-- begin --

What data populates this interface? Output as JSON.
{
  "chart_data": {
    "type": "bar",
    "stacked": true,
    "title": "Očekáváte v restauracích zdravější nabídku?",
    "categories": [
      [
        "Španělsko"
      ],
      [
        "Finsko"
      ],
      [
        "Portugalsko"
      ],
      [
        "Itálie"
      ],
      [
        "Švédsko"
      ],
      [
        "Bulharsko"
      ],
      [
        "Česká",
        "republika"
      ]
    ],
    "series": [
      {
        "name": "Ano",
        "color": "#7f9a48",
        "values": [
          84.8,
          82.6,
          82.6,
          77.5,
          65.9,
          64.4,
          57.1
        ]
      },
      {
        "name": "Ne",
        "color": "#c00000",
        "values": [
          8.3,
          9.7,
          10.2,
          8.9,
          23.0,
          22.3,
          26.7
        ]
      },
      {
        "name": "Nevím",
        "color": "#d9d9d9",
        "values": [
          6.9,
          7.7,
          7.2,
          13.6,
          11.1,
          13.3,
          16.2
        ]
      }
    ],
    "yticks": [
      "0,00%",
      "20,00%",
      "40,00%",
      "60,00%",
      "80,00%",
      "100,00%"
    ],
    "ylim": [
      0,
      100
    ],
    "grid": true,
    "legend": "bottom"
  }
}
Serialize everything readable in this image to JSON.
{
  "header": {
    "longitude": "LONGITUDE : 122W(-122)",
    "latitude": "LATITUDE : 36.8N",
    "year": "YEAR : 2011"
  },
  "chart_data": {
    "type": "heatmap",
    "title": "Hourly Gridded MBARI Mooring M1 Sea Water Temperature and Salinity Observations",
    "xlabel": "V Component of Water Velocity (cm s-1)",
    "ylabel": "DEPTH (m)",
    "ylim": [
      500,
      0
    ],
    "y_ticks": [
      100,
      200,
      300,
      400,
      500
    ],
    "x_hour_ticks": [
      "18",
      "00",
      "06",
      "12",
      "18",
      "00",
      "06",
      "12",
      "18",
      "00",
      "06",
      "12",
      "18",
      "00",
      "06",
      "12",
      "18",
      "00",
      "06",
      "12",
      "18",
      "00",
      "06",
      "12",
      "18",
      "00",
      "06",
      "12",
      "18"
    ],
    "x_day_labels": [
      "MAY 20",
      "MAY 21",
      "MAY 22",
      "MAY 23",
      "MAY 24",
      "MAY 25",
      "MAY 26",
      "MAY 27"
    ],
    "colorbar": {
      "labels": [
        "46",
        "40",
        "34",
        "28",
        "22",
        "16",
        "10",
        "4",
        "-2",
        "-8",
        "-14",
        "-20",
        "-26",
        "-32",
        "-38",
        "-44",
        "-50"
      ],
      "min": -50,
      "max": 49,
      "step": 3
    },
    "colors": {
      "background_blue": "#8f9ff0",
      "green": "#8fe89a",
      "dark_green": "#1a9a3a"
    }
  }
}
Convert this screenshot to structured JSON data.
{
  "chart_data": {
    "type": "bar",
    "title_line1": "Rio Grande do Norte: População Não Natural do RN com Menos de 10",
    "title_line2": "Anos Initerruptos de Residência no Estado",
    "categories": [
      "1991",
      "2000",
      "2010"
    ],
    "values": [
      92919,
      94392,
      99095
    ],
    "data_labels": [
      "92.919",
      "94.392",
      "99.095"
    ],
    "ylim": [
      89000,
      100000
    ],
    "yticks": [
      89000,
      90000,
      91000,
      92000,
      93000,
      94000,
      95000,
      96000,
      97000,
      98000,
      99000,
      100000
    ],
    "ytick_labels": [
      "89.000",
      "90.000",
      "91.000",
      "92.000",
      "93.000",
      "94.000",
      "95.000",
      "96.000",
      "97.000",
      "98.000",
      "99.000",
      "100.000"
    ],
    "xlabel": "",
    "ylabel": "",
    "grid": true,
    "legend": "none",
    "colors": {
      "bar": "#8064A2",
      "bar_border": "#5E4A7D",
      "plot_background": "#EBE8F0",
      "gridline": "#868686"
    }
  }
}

-- end --

• WRITTEN TASK: For the listing above, identify each line bearing "Water".

• FINAL ANSWER:
    "title": "Hourly Gridded MBARI Mooring M1 Sea Water Temperature and Salinity Observations",
    "xlabel": "V Component of Water Velocity (cm s-1)",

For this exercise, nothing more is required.